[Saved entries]

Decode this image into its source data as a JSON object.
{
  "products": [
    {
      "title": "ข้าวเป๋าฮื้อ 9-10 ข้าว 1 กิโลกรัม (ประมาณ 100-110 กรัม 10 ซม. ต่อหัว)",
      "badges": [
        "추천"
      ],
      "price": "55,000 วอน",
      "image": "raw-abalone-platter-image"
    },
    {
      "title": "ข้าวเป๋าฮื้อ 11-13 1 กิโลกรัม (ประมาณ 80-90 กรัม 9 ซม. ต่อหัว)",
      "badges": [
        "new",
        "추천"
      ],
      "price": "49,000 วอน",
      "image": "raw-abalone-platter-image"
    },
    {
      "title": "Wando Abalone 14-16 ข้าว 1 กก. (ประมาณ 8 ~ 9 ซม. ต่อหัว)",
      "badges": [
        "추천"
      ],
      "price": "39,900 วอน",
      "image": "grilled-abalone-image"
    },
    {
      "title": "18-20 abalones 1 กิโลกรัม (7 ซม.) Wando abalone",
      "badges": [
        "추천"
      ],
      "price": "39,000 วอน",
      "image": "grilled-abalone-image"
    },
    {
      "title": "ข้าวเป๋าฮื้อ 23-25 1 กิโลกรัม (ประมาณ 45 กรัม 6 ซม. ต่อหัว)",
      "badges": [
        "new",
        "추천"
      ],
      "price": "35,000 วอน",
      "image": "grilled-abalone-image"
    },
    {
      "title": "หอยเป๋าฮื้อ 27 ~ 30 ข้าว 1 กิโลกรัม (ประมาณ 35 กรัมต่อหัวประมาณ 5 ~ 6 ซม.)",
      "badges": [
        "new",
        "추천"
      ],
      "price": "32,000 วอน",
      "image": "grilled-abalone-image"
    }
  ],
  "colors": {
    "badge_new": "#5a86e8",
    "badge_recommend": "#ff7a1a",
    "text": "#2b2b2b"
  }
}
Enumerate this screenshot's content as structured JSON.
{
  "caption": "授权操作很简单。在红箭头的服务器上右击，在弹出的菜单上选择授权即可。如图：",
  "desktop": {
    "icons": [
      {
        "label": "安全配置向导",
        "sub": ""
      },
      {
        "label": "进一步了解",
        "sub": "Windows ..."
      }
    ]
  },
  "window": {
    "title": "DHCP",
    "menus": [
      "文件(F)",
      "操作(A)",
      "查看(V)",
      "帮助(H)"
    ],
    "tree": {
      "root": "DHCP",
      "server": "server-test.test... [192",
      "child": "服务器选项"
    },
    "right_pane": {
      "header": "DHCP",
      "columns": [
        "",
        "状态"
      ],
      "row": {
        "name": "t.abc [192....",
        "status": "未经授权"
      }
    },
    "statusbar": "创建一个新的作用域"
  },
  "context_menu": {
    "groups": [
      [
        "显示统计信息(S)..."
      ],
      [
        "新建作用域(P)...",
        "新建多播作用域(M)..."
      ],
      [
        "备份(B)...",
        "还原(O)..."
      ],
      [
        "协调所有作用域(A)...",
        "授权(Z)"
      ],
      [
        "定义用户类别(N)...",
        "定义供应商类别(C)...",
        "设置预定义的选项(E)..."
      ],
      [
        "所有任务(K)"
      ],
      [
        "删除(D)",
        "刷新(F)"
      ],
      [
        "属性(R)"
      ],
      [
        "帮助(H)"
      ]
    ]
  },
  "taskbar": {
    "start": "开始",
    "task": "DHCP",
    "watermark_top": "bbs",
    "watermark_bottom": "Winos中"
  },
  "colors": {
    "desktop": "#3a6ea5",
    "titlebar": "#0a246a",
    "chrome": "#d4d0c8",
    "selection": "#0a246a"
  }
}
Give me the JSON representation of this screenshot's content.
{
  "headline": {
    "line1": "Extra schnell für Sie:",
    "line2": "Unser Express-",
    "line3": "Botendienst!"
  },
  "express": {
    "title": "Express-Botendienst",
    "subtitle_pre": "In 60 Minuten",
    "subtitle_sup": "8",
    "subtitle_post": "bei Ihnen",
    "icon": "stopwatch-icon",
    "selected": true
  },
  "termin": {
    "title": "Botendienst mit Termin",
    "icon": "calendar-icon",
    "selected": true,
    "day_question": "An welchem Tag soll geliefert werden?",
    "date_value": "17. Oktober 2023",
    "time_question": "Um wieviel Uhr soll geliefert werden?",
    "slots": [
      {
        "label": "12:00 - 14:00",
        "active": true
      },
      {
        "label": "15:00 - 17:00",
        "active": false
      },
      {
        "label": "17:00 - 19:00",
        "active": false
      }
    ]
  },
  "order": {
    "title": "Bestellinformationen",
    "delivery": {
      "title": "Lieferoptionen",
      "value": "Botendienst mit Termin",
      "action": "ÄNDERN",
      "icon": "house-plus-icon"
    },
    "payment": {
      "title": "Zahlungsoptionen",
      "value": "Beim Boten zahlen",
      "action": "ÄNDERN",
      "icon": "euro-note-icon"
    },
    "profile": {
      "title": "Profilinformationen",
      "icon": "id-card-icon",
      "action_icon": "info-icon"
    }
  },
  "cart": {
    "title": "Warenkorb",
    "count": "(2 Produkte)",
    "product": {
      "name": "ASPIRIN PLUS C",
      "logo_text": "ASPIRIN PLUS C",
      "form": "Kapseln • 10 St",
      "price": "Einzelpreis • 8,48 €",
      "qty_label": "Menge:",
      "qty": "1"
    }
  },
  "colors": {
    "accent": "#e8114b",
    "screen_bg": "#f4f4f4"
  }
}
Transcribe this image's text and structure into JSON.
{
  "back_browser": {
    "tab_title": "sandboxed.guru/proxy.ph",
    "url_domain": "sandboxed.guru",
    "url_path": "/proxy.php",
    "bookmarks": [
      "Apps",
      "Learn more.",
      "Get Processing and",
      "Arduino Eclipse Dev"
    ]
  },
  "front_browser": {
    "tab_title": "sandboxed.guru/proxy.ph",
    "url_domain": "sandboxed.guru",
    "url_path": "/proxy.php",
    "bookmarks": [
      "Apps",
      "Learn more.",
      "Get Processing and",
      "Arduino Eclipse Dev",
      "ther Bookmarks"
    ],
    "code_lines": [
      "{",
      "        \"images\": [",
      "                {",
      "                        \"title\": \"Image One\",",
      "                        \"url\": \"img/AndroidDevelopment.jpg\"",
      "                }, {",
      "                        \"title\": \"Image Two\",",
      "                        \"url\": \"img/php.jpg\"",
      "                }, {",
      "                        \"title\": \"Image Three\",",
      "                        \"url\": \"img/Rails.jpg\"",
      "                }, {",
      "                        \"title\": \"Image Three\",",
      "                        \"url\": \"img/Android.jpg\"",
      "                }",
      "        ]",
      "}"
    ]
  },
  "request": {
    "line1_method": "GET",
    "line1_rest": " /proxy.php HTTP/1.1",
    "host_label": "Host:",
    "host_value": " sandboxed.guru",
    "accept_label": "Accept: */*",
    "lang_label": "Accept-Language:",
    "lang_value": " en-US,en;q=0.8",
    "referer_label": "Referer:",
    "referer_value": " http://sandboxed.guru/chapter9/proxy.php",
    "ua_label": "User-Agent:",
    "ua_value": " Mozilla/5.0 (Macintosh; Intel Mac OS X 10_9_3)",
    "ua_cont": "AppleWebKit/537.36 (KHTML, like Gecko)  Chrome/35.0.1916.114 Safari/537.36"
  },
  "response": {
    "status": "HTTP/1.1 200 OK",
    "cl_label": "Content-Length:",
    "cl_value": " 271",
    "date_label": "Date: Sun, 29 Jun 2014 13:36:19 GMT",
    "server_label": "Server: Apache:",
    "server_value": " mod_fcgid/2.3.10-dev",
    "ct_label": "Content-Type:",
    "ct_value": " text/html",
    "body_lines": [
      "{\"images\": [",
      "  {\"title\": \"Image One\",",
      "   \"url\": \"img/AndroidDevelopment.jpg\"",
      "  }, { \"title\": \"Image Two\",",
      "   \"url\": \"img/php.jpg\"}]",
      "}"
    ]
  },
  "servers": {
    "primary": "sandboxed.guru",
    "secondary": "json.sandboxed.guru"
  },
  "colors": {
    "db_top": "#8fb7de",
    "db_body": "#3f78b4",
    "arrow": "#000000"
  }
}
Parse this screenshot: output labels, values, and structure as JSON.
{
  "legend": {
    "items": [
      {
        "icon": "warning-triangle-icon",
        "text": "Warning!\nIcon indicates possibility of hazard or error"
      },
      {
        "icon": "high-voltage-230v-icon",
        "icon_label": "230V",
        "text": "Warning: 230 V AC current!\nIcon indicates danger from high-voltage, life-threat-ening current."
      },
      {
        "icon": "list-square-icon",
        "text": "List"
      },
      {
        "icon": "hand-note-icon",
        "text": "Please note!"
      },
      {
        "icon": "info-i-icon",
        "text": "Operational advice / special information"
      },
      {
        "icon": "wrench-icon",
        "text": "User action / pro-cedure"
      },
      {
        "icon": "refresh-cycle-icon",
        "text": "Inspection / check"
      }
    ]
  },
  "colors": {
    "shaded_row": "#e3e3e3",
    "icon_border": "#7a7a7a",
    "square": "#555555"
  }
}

» Exercise task
Using the records above, pull out each line where the word "าวเป" occurs.

» Solution to the problem
      "title": "ข้าวเป๋าฮื้อ 9-10 ข้าว 1 กิโลกรัม (ประมาณ 100-110 กรัม 10 ซม. ต่อหัว)",
      "title": "ข้าวเป๋าฮื้อ 11-13 1 กิโลกรัม (ประมาณ 80-90 กรัม 9 ซม. ต่อหัว)",
      "title": "ข้าวเป๋าฮื้อ 23-25 1 กิโลกรัม (ประมาณ 45 กรัม 6 ซม. ต่อหัว)",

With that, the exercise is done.